* Start TEXT *
Ramcat Reads #4
Allen, Jeffery Renard. Song
of the Shank: A Novel. Minneapolis: Graywolf Press, 2014. Like James
McBride’s The Good Lord Bird (2013),
Allen’s most recent book signals how innovations in the twenty-first century
African American historical novel challenge the American penchant for the
ahistorical. Judicious criticism of Allen’s novel depends in part on knowing
the real life history of the musical genius Thomas Greene Wiggins (“Blind Tom”)
and in part on struggling to know how M. M. Bakhtin’s ideas about the dialogic
imagination and speech acts might be joined with Georg Lukacs’s thinking about
the role of the historical novel in the production of consciousness. Let it
suffice, for the moment, that Allen has offered us an exemplary model of what
purposeful black writing can accomplish.
Ali, Shahrazad. The
Blackman’s Guide to Understanding the Blackwoman. Philadelphia: Civilized
Publications, 1989. Ali’s confessions of a woman’s low valuation of self was
sternly critiqued in Confusion By Any
Other Name: Essays Exploring the Negative Impact of The Blackman’s Guide to Understanding the Blackwoman (Chicago:
Third World Press, 1990), edited by Haki R. Madhubuti. Anyone who wishes to
analyze contemporary “reality television” and the progressive pathology of
American mass media in general can acquire historical perspectives from reading
or rereading these two books.
Boyd, Herb. Baldwin’s
Harlem: A Biography of James Baldwin.
New York: Atria Books, 2008. Boyd’s survey of Baldwin’s intellectual
engagements with such figures as Countee Cullen, Langston Hughes, Malcolm X, Norman
Mailer, and Harold Cruse is judiciously provocative.
Brown, Leonard L., ed. John
Coltrane and Black America’s Quest for Freedom: Spirituality and the Music.
New York: Oxford University Press, 2010.
This collection of thoughtful essays lends credibility to T. J.
Anderson’s assertion that “all creative artists are cultural anthropologists,
documenters and interpreters of culture” (vi) and to Coltrane’s informing Don
DeMicheal in a letter of June 2, 1962: “We have absolutely no reason to worry
about lack of positive and affirmative philosophy. It’s built in us. The
phrasing, the sound of the music attest this fact” (17).
* End TEXT *
* Start SUPPLIED DATA *
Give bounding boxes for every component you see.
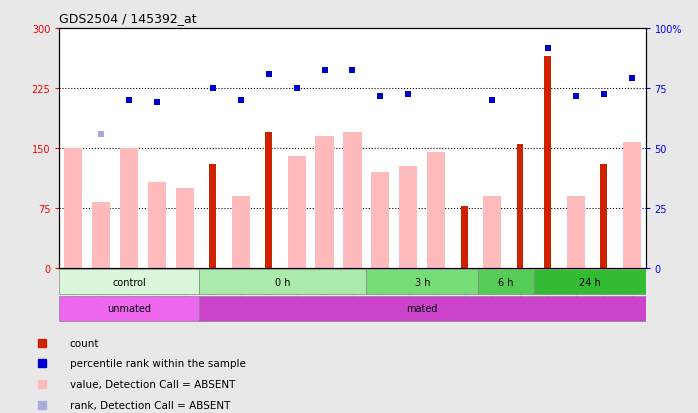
* End SUPPLIED DATA *
→ SHORT PROBLEM 1
Reproduce the Ramcat Reads book notes word for word between "New York: Atria" and "credibility to T. J.", inclusive.
→ SHORT PROBLEM 2
In the Ramcat Reads book notes, which figures does Boyd's survey show Baldwin engaging with intellectually?

→ TASK ANSWER 1
New York: Atria Books, 2008. Boyd’s survey of Baldwin’s intellectual
engagements with such figures as Countee Cullen, Langston Hughes, Malcolm X, Norman
Mailer, and Harold Cruse is judiciously provocative.
Brown, Leonard L., ed. John
Coltrane and Black America’s Quest for Freedom: Spirituality and the Music.
New York: Oxford University Press, 2010.
This collection of thoughtful essays lends credibility to T. J.

→ TASK ANSWER 2
Countee Cullen, Langston Hughes, Malcolm X, Norman Mailer, Harold Cruse